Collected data

+===+

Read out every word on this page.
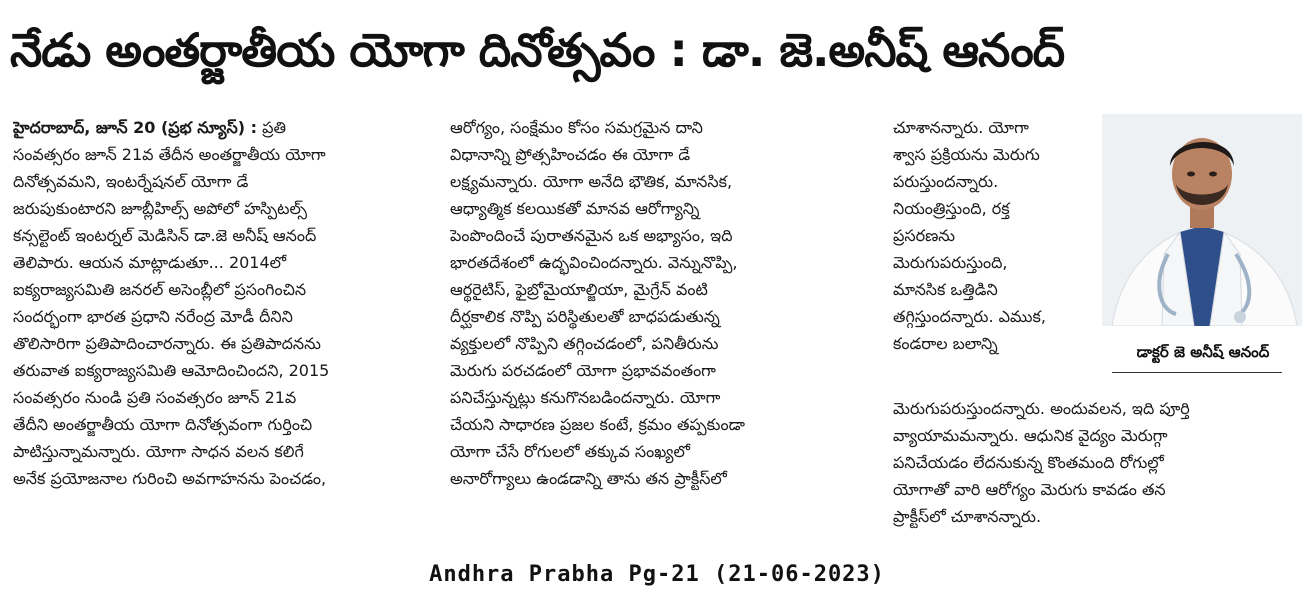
నేడు అంతర్జాతీయ యోగా దినోత్సవం : డా. జె.అనీష్ ఆనంద్
హైదరాబాద్, జూన్ 20 (ప్రభ న్యూస్) : ప్రతి
సంవత్సరం జూన్ 21వ తేదీన అంతర్జాతీయ యోగా
దినోత్సవమని, ఇంటర్నేషనల్ యోగా డే
జరుపుకుంటారని జూబ్లీహిల్స్ అపోలో హస్పిటల్స్
కన్సల్టెంట్ ఇంటర్నల్ మెడిసిన్ డా.జె అనీష్ ఆనంద్
తెలిపారు. ఆయన మాట్లాడుతూ... 2014లో
ఐక్యరాజ్యసమితి జనరల్ అసెంబ్లీలో ప్రసంగించిన
సందర్భంగా భారత ప్రధాని నరేంద్ర మోడీ దీనిని
తొలిసారిగా ప్రతిపాదించారన్నారు. ఈ ప్రతిపాదనను
తరువాత ఐక్యరాజ్యసమితి ఆమోదించిందని, 2015
సంవత్సరం నుండి ప్రతి సంవత్సరం జూన్ 21వ
తేదీని అంతర్జాతీయ యోగా దినోత్సవంగా గుర్తించి
పాటిస్తున్నామన్నారు. యోగా సాధన వలన కలిగే
అనేక ప్రయోజనాల గురించి అవగాహనను పెంచడం,
ఆరోగ్యం, సంక్షేమం కోసం సమగ్రమైన దాని
విధానాన్ని ప్రోత్సహించడం ఈ యోగా డే
లక్ష్యమన్నారు. యోగా అనేది భౌతిక, మానసిక,
ఆధ్యాత్మిక కలయికతో మానవ ఆరోగ్యాన్ని
పెంపొందించే పురాతనమైన ఒక అభ్యాసం, ఇది
భారతదేశంలో ఉద్భవించిందన్నారు. వెన్నునొప్పి,
ఆర్థరైటిస్, ఫైబ్రోమైయాల్జియా, మైగ్రేన్ వంటి
దీర్ఘకాలిక నొప్పి పరిస్థితులతో బాధపడుతున్న
వ్యక్తులలో నొప్పిని తగ్గించడంలో, పనితీరును
మెరుగు పరచడంలో యోగా ప్రభావవంతంగా
పనిచేస్తున్నట్లు కనుగొనబడిందన్నారు. యోగా
చేయని సాధారణ ప్రజల కంటే, క్రమం తప్పకుండా
యోగా చేసే రోగులలో తక్కువ సంఖ్యలో
అనారోగ్యాలు ఉండడాన్ని తాను తన ప్రాక్టీస్‌లో
చూశానన్నారు. యోగా
శ్వాస ప్రక్రియను మెరుగు
పరుస్తుందన్నారు.
నియంత్రిస్తుంది, రక్త
ప్రసరణను
మెరుగుపరుస్తుంది,
మానసిక ఒత్తిడిని
తగ్గిస్తుందన్నారు. ఎముక,
కండరాల బలాన్ని
మెరుగుపరుస్తుందన్నారు. అందువలన, ఇది పూర్తి
వ్యాయామమన్నారు. ఆధునిక వైద్యం మెరుగ్గా
పనిచేయడం లేదనుకున్న కొంతమంది రోగుల్లో
యోగాతో వారి ఆరోగ్యం మెరుగు కావడం తన
ప్రాక్టీస్‌లో చూశానన్నారు.
డాక్టర్ జె అనీష్ ఆనంద్
Andhra Prabha Pg-21 (21-06-2023)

+===+

▶ **TASK DIRECTIONS**
Copy every record above exactly, leaving out any pictures.

▶ **FULL SOLUTION**
Read out every word on this page.
నేడు అంతర్జాతీయ యోగా దినోత్సవం : డా. జె.అనీష్ ఆనంద్
హైదరాబాద్, జూన్ 20 (ప్రభ న్యూస్) : ప్రతి
సంవత్సరం జూన్ 21వ తేదీన అంతర్జాతీయ యోగా
దినోత్సవమని, ఇంటర్నేషనల్ యోగా డే
జరుపుకుంటారని జూబ్లీహిల్స్ అపోలో హస్పిటల్స్
కన్సల్టెంట్ ఇంటర్నల్ మెడిసిన్ డా.జె అనీష్ ఆనంద్
తెలిపారు. ఆయన మాట్లాడుతూ... 2014లో
ఐక్యరాజ్యసమితి జనరల్ అసెంబ్లీలో ప్రసంగించిన
సందర్భంగా భారత ప్రధాని నరేంద్ర మోడీ దీనిని
తొలిసారిగా ప్రతిపాదించారన్నారు. ఈ ప్రతిపాదనను
తరువాత ఐక్యరాజ్యసమితి ఆమోదించిందని, 2015
సంవత్సరం నుండి ప్రతి సంవత్సరం జూన్ 21వ
తేదీని అంతర్జాతీయ యోగా దినోత్సవంగా గుర్తించి
పాటిస్తున్నామన్నారు. యోగా సాధన వలన కలిగే
అనేక ప్రయోజనాల గురించి అవగాహనను పెంచడం,
ఆరోగ్యం, సంక్షేమం కోసం సమగ్రమైన దాని
విధానాన్ని ప్రోత్సహించడం ఈ యోగా డే
లక్ష్యమన్నారు. యోగా అనేది భౌతిక, మానసిక,
ఆధ్యాత్మిక కలయికతో మానవ ఆరోగ్యాన్ని
పెంపొందించే పురాతనమైన ఒక అభ్యాసం, ఇది
భారతదేశంలో ఉద్భవించిందన్నారు. వెన్నునొప్పి,
ఆర్థరైటిస్, ఫైబ్రోమైయాల్జియా, మైగ్రేన్ వంటి
దీర్ఘకాలిక నొప్పి పరిస్థితులతో బాధపడుతున్న
వ్యక్తులలో నొప్పిని తగ్గించడంలో, పనితీరును
మెరుగు పరచడంలో యోగా ప్రభావవంతంగా
పనిచేస్తున్నట్లు కనుగొనబడిందన్నారు. యోగా
చేయని సాధారణ ప్రజల కంటే, క్రమం తప్పకుండా
యోగా చేసే రోగులలో తక్కువ సంఖ్యలో
అనారోగ్యాలు ఉండడాన్ని తాను తన ప్రాక్టీస్‌లో
చూశానన్నారు. యోగా
శ్వాస ప్రక్రియను మెరుగు
పరుస్తుందన్నారు.
నియంత్రిస్తుంది, రక్త
ప్రసరణను
మెరుగుపరుస్తుంది,
మానసిక ఒత్తిడిని
తగ్గిస్తుందన్నారు. ఎముక,
కండరాల బలాన్ని
మెరుగుపరుస్తుందన్నారు. అందువలన, ఇది పూర్తి
వ్యాయామమన్నారు. ఆధునిక వైద్యం మెరుగ్గా
పనిచేయడం లేదనుకున్న కొంతమంది రోగుల్లో
యోగాతో వారి ఆరోగ్యం మెరుగు కావడం తన
ప్రాక్టీస్‌లో చూశానన్నారు.
డాక్టర్ జె అనీష్ ఆనంద్
Andhra Prabha Pg-21 (21-06-2023)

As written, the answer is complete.